Exercise task | For each line below that contains the string "avec", copy that line.
----- Input data -----
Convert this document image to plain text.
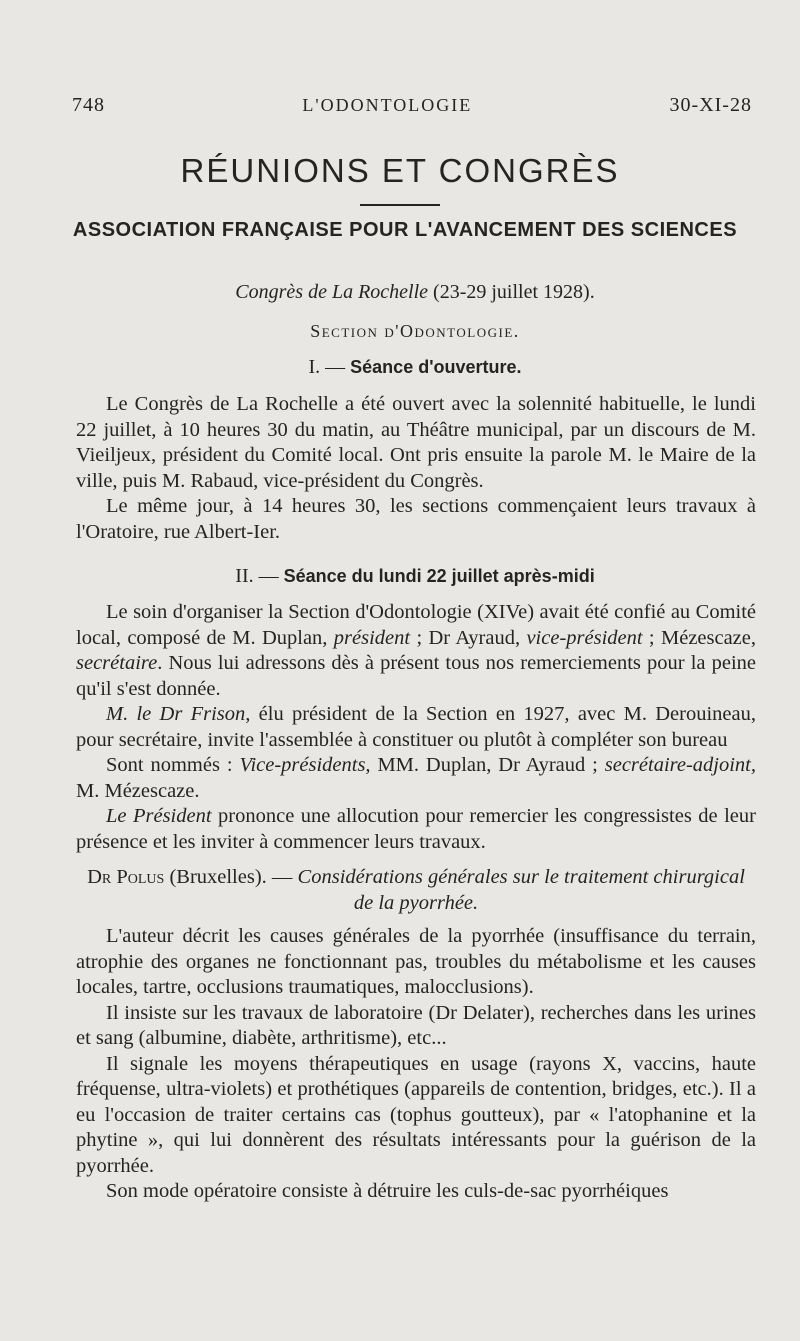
748	L'ODONTOLOGIE	30-XI-28
RÉUNIONS ET CONGRÈS
ASSOCIATION FRANÇAISE POUR L'AVANCEMENT DES SCIENCES
Congrès de La Rochelle (23-29 juillet 1928).
Section d'Odontologie.
I. — Séance d'ouverture.

Le Congrès de La Rochelle a été ouvert avec la solennité habituelle, le lundi 22 juillet, à 10 heures 30 du matin, au Théâtre municipal, par un discours de M. Vieiljeux, président du Comité local. Ont pris ensuite la parole M. le Maire de la ville, puis M. Rabaud, vice-président du Congrès.

Le même jour, à 14 heures 30, les sections commençaient leurs travaux à l'Oratoire, rue Albert-Ier.

II. — Séance du lundi 22 juillet après-midi

Le soin d'organiser la Section d'Odontologie (XIVe) avait été confié au Comité local, composé de M. Duplan, président ; Dr Ayraud, vice-président ; Mézescaze, secrétaire. Nous lui adressons dès à présent tous nos remerciements pour la peine qu'il s'est donnée.

M. le Dr Frison, élu président de la Section en 1927, avec M. Derouineau, pour secrétaire, invite l'assemblée à constituer ou plutôt à compléter son bureau

Sont nommés : Vice-présidents, MM. Duplan, Dr Ayraud ; secrétaire-adjoint, M. Mézescaze.

Le Président prononce une allocution pour remercier les congressistes de leur présence et les inviter à commencer leurs travaux.

Dr Polus (Bruxelles). — Considérations générales sur le traitement chirurgical de la pyorrhée.

L'auteur décrit les causes générales de la pyorrhée (insuffisance du terrain, atrophie des organes ne fonctionnant pas, troubles du métabolisme et les causes locales, tartre, occlusions traumatiques, malocclusions).

Il insiste sur les travaux de laboratoire (Dr Delater), recherches dans les urines et sang (albumine, diabète, arthritisme), etc...

Il signale les moyens thérapeutiques en usage (rayons X, vaccins, haute fréquense, ultra-violets) et prothétiques (appareils de contention, bridges, etc.). Il a eu l'occasion de traiter certains cas (tophus goutteux), par « l'atophanine et la phytine », qui lui donnèrent des résultats intéressants pour la guérison de la pyorrhée.

Son mode opératoire consiste à détruire les culs-de-sac pyorrhéiques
-----
Full answer |
Le Congrès de La Rochelle a été ouvert avec la solennité habituelle, le lundi 22 juillet, à 10 heures 30 du matin, au Théâtre municipal, par un discours de M. Vieiljeux, président du Comité local. Ont pris ensuite la parole M. le Maire de la ville, puis M. Rabaud, vice-président du Congrès.
M. le Dr Frison, élu président de la Section en 1927, avec M. Derouineau, pour secrétaire, invite l'assemblée à constituer ou plutôt à compléter son bureau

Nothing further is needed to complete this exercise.